--- Begin Stored rows ---

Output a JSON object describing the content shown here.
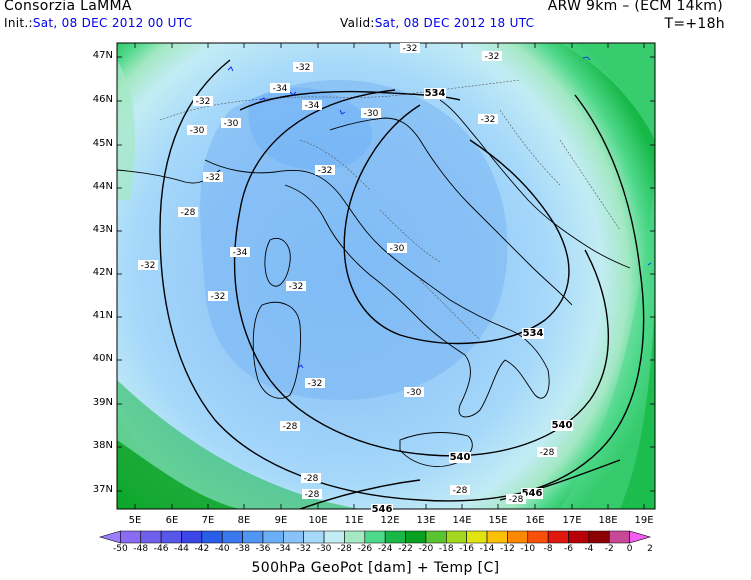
{
  "header": {
    "org": "Consorzia LaMMA",
    "model": "ARW 9km – (ECM 14km)",
    "init_label": "Init.:",
    "init_value": "Sat, 08 DEC 2012  00 UTC",
    "valid_label": "Valid:",
    "valid_value": "Sat, 08 DEC 2012  18 UTC",
    "lead": "T=+18h"
  },
  "map": {
    "lat_labels": [
      "47N",
      "46N",
      "45N",
      "44N",
      "43N",
      "42N",
      "41N",
      "40N",
      "39N",
      "38N",
      "37N"
    ],
    "lon_labels": [
      "5E",
      "6E",
      "7E",
      "8E",
      "9E",
      "10E",
      "11E",
      "12E",
      "13E",
      "14E",
      "15E",
      "16E",
      "17E",
      "18E",
      "19E"
    ],
    "geopot_labels": [
      "534",
      "534",
      "540",
      "540",
      "546",
      "546"
    ],
    "temp_labels": [
      "-32",
      "-32",
      "-32",
      "-34",
      "-34",
      "-32",
      "-30",
      "-30",
      "-30",
      "-32",
      "-32",
      "-32",
      "-28",
      "-32",
      "-34",
      "-30",
      "-32",
      "-32",
      "-32",
      "-30",
      "-28",
      "-28",
      "-28",
      "-28",
      "-28",
      "-28"
    ]
  },
  "colorbar": {
    "labels": [
      "-50",
      "-48",
      "-46",
      "-44",
      "-42",
      "-40",
      "-38",
      "-36",
      "-34",
      "-32",
      "-30",
      "-28",
      "-26",
      "-24",
      "-22",
      "-20",
      "-18",
      "-16",
      "-14",
      "-12",
      "-10",
      "-8",
      "-6",
      "-4",
      "-2",
      "0",
      "2"
    ],
    "colors": [
      "#9b7fff",
      "#8a6cf4",
      "#7060ee",
      "#5656e8",
      "#3a46e6",
      "#2a5ee8",
      "#3a78ee",
      "#5096f4",
      "#6aaef6",
      "#88c2f8",
      "#a6d8fa",
      "#c2ecf4",
      "#a4e8c4",
      "#4ed88a",
      "#18b848",
      "#08a020",
      "#58c430",
      "#a4d820",
      "#e0e410",
      "#fcc008",
      "#fc8804",
      "#f85008",
      "#e01810",
      "#b80008",
      "#8c0004",
      "#c84898",
      "#f45cf4"
    ],
    "title": "500hPa GeoPot [dam] + Temp [C]"
  }
}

--- End Stored rows ---

> The task: Your copy of the data should match it exactly, except that pictures are left out.

> Solution:
Output a JSON object describing the content shown here.
{
  "header": {
    "org": "Consorzia LaMMA",
    "model": "ARW 9km – (ECM 14km)",
    "init_label": "Init.:",
    "init_value": "Sat, 08 DEC 2012  00 UTC",
    "valid_label": "Valid:",
    "valid_value": "Sat, 08 DEC 2012  18 UTC",
    "lead": "T=+18h"
  },
  "map": {
    "lat_labels": [
      "47N",
      "46N",
      "45N",
      "44N",
      "43N",
      "42N",
      "41N",
      "40N",
      "39N",
      "38N",
      "37N"
    ],
    "lon_labels": [
      "5E",
      "6E",
      "7E",
      "8E",
      "9E",
      "10E",
      "11E",
      "12E",
      "13E",
      "14E",
      "15E",
      "16E",
      "17E",
      "18E",
      "19E"
    ],
    "geopot_labels": [
      "534",
      "534",
      "540",
      "540",
      "546",
      "546"
    ],
    "temp_labels": [
      "-32",
      "-32",
      "-32",
      "-34",
      "-34",
      "-32",
      "-30",
      "-30",
      "-30",
      "-32",
      "-32",
      "-32",
      "-28",
      "-32",
      "-34",
      "-30",
      "-32",
      "-32",
      "-32",
      "-30",
      "-28",
      "-28",
      "-28",
      "-28",
      "-28",
      "-28"
    ]
  },
  "colorbar": {
    "labels": [
      "-50",
      "-48",
      "-46",
      "-44",
      "-42",
      "-40",
      "-38",
      "-36",
      "-34",
      "-32",
      "-30",
      "-28",
      "-26",
      "-24",
      "-22",
      "-20",
      "-18",
      "-16",
      "-14",
      "-12",
      "-10",
      "-8",
      "-6",
      "-4",
      "-2",
      "0",
      "2"
    ],
    "colors": [
      "#9b7fff",
      "#8a6cf4",
      "#7060ee",
      "#5656e8",
      "#3a46e6",
      "#2a5ee8",
      "#3a78ee",
      "#5096f4",
      "#6aaef6",
      "#88c2f8",
      "#a6d8fa",
      "#c2ecf4",
      "#a4e8c4",
      "#4ed88a",
      "#18b848",
      "#08a020",
      "#58c430",
      "#a4d820",
      "#e0e410",
      "#fcc008",
      "#fc8804",
      "#f85008",
      "#e01810",
      "#b80008",
      "#8c0004",
      "#c84898",
      "#f45cf4"
    ],
    "title": "500hPa GeoPot [dam] + Temp [C]"
  }
}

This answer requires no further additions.